# Input rows
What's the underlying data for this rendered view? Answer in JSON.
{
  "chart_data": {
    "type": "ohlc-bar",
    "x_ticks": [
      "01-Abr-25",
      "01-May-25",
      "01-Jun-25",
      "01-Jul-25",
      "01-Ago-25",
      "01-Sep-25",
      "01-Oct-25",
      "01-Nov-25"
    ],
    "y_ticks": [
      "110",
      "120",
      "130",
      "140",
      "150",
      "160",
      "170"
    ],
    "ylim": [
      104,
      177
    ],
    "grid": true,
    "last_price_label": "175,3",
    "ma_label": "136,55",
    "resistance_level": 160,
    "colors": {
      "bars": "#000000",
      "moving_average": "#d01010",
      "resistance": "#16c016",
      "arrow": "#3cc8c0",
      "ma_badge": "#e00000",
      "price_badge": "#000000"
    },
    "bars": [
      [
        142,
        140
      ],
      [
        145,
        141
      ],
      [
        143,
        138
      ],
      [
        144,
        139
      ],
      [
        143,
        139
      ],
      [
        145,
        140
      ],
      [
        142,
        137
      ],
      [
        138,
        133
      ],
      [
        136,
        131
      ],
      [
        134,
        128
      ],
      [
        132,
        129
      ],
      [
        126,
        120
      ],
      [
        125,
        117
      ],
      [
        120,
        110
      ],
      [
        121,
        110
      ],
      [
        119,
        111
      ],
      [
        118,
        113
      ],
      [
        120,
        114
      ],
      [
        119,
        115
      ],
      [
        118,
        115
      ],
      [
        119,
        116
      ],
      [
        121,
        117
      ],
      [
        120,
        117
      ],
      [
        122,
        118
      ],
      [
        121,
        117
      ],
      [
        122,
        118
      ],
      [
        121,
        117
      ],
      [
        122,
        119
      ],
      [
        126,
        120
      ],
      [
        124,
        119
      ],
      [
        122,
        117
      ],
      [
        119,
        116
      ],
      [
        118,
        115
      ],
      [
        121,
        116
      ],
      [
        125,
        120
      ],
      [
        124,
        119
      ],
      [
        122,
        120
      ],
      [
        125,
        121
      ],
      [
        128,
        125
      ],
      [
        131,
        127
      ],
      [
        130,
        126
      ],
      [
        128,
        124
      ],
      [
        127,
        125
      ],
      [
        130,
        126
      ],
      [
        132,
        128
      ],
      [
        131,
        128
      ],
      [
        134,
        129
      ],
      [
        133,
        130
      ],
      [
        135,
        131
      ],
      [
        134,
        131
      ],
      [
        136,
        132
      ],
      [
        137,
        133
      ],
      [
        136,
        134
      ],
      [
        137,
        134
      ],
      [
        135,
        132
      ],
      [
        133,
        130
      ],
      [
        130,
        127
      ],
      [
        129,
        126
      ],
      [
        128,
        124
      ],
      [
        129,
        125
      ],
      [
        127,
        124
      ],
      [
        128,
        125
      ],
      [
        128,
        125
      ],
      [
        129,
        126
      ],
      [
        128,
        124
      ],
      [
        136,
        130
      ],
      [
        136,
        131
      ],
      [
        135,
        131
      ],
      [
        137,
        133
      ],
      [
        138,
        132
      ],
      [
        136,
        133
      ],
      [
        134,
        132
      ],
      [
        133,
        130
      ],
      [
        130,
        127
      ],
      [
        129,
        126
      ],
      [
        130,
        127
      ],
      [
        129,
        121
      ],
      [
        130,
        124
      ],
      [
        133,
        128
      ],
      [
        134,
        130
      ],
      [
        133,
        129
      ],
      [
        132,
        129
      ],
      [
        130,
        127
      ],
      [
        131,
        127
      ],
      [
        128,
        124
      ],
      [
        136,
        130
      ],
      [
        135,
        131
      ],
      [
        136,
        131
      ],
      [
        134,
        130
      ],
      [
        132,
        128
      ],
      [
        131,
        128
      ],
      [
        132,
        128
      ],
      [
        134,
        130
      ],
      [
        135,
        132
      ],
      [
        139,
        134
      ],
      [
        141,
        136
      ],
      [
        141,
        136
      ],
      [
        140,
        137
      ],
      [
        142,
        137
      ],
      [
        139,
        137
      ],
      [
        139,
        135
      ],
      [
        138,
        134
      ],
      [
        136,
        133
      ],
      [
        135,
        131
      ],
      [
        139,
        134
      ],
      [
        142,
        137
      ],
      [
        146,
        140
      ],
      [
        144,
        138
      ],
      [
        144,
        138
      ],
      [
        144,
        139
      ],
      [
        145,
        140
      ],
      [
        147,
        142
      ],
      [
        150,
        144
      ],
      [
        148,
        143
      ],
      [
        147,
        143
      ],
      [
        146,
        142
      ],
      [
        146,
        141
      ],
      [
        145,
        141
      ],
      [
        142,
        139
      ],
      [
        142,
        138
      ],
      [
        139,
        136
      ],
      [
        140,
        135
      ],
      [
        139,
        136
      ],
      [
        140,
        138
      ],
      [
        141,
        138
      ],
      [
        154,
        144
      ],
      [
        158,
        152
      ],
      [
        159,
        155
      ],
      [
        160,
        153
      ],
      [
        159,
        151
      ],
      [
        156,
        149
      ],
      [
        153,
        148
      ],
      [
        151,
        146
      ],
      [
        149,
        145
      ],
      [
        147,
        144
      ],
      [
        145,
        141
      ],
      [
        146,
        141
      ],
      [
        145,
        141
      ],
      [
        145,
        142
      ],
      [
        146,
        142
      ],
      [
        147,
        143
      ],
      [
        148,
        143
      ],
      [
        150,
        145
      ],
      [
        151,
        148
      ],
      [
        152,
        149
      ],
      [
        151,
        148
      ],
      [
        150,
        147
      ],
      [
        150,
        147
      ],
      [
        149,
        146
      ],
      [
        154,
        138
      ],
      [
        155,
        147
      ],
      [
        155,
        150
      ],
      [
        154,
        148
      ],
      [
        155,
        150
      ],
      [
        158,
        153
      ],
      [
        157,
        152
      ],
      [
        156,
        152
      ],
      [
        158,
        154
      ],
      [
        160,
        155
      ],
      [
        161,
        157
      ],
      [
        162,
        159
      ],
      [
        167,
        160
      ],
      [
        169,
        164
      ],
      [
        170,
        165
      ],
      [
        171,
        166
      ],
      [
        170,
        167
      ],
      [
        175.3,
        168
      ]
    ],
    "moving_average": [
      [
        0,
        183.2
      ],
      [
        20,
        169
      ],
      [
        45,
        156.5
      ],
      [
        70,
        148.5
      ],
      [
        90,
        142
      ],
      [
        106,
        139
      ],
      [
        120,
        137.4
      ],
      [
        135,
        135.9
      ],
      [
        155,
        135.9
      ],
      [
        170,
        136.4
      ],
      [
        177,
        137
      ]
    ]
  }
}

# What is required
Repeat all of the entries exactly.

# Solution to this problem
What's the underlying data for this rendered view? Answer in JSON.
{
  "chart_data": {
    "type": "ohlc-bar",
    "x_ticks": [
      "01-Abr-25",
      "01-May-25",
      "01-Jun-25",
      "01-Jul-25",
      "01-Ago-25",
      "01-Sep-25",
      "01-Oct-25",
      "01-Nov-25"
    ],
    "y_ticks": [
      "110",
      "120",
      "130",
      "140",
      "150",
      "160",
      "170"
    ],
    "ylim": [
      104,
      177
    ],
    "grid": true,
    "last_price_label": "175,3",
    "ma_label": "136,55",
    "resistance_level": 160,
    "colors": {
      "bars": "#000000",
      "moving_average": "#d01010",
      "resistance": "#16c016",
      "arrow": "#3cc8c0",
      "ma_badge": "#e00000",
      "price_badge": "#000000"
    },
    "bars": [
      [
        142,
        140
      ],
      [
        145,
        141
      ],
      [
        143,
        138
      ],
      [
        144,
        139
      ],
      [
        143,
        139
      ],
      [
        145,
        140
      ],
      [
        142,
        137
      ],
      [
        138,
        133
      ],
      [
        136,
        131
      ],
      [
        134,
        128
      ],
      [
        132,
        129
      ],
      [
        126,
        120
      ],
      [
        125,
        117
      ],
      [
        120,
        110
      ],
      [
        121,
        110
      ],
      [
        119,
        111
      ],
      [
        118,
        113
      ],
      [
        120,
        114
      ],
      [
        119,
        115
      ],
      [
        118,
        115
      ],
      [
        119,
        116
      ],
      [
        121,
        117
      ],
      [
        120,
        117
      ],
      [
        122,
        118
      ],
      [
        121,
        117
      ],
      [
        122,
        118
      ],
      [
        121,
        117
      ],
      [
        122,
        119
      ],
      [
        126,
        120
      ],
      [
        124,
        119
      ],
      [
        122,
        117
      ],
      [
        119,
        116
      ],
      [
        118,
        115
      ],
      [
        121,
        116
      ],
      [
        125,
        120
      ],
      [
        124,
        119
      ],
      [
        122,
        120
      ],
      [
        125,
        121
      ],
      [
        128,
        125
      ],
      [
        131,
        127
      ],
      [
        130,
        126
      ],
      [
        128,
        124
      ],
      [
        127,
        125
      ],
      [
        130,
        126
      ],
      [
        132,
        128
      ],
      [
        131,
        128
      ],
      [
        134,
        129
      ],
      [
        133,
        130
      ],
      [
        135,
        131
      ],
      [
        134,
        131
      ],
      [
        136,
        132
      ],
      [
        137,
        133
      ],
      [
        136,
        134
      ],
      [
        137,
        134
      ],
      [
        135,
        132
      ],
      [
        133,
        130
      ],
      [
        130,
        127
      ],
      [
        129,
        126
      ],
      [
        128,
        124
      ],
      [
        129,
        125
      ],
      [
        127,
        124
      ],
      [
        128,
        125
      ],
      [
        128,
        125
      ],
      [
        129,
        126
      ],
      [
        128,
        124
      ],
      [
        136,
        130
      ],
      [
        136,
        131
      ],
      [
        135,
        131
      ],
      [
        137,
        133
      ],
      [
        138,
        132
      ],
      [
        136,
        133
      ],
      [
        134,
        132
      ],
      [
        133,
        130
      ],
      [
        130,
        127
      ],
      [
        129,
        126
      ],
      [
        130,
        127
      ],
      [
        129,
        121
      ],
      [
        130,
        124
      ],
      [
        133,
        128
      ],
      [
        134,
        130
      ],
      [
        133,
        129
      ],
      [
        132,
        129
      ],
      [
        130,
        127
      ],
      [
        131,
        127
      ],
      [
        128,
        124
      ],
      [
        136,
        130
      ],
      [
        135,
        131
      ],
      [
        136,
        131
      ],
      [
        134,
        130
      ],
      [
        132,
        128
      ],
      [
        131,
        128
      ],
      [
        132,
        128
      ],
      [
        134,
        130
      ],
      [
        135,
        132
      ],
      [
        139,
        134
      ],
      [
        141,
        136
      ],
      [
        141,
        136
      ],
      [
        140,
        137
      ],
      [
        142,
        137
      ],
      [
        139,
        137
      ],
      [
        139,
        135
      ],
      [
        138,
        134
      ],
      [
        136,
        133
      ],
      [
        135,
        131
      ],
      [
        139,
        134
      ],
      [
        142,
        137
      ],
      [
        146,
        140
      ],
      [
        144,
        138
      ],
      [
        144,
        138
      ],
      [
        144,
        139
      ],
      [
        145,
        140
      ],
      [
        147,
        142
      ],
      [
        150,
        144
      ],
      [
        148,
        143
      ],
      [
        147,
        143
      ],
      [
        146,
        142
      ],
      [
        146,
        141
      ],
      [
        145,
        141
      ],
      [
        142,
        139
      ],
      [
        142,
        138
      ],
      [
        139,
        136
      ],
      [
        140,
        135
      ],
      [
        139,
        136
      ],
      [
        140,
        138
      ],
      [
        141,
        138
      ],
      [
        154,
        144
      ],
      [
        158,
        152
      ],
      [
        159,
        155
      ],
      [
        160,
        153
      ],
      [
        159,
        151
      ],
      [
        156,
        149
      ],
      [
        153,
        148
      ],
      [
        151,
        146
      ],
      [
        149,
        145
      ],
      [
        147,
        144
      ],
      [
        145,
        141
      ],
      [
        146,
        141
      ],
      [
        145,
        141
      ],
      [
        145,
        142
      ],
      [
        146,
        142
      ],
      [
        147,
        143
      ],
      [
        148,
        143
      ],
      [
        150,
        145
      ],
      [
        151,
        148
      ],
      [
        152,
        149
      ],
      [
        151,
        148
      ],
      [
        150,
        147
      ],
      [
        150,
        147
      ],
      [
        149,
        146
      ],
      [
        154,
        138
      ],
      [
        155,
        147
      ],
      [
        155,
        150
      ],
      [
        154,
        148
      ],
      [
        155,
        150
      ],
      [
        158,
        153
      ],
      [
        157,
        152
      ],
      [
        156,
        152
      ],
      [
        158,
        154
      ],
      [
        160,
        155
      ],
      [
        161,
        157
      ],
      [
        162,
        159
      ],
      [
        167,
        160
      ],
      [
        169,
        164
      ],
      [
        170,
        165
      ],
      [
        171,
        166
      ],
      [
        170,
        167
      ],
      [
        175.3,
        168
      ]
    ],
    "moving_average": [
      [
        0,
        183.2
      ],
      [
        20,
        169
      ],
      [
        45,
        156.5
      ],
      [
        70,
        148.5
      ],
      [
        90,
        142
      ],
      [
        106,
        139
      ],
      [
        120,
        137.4
      ],
      [
        135,
        135.9
      ],
      [
        155,
        135.9
      ],
      [
        170,
        136.4
      ],
      [
        177,
        137
      ]
    ]
  }
}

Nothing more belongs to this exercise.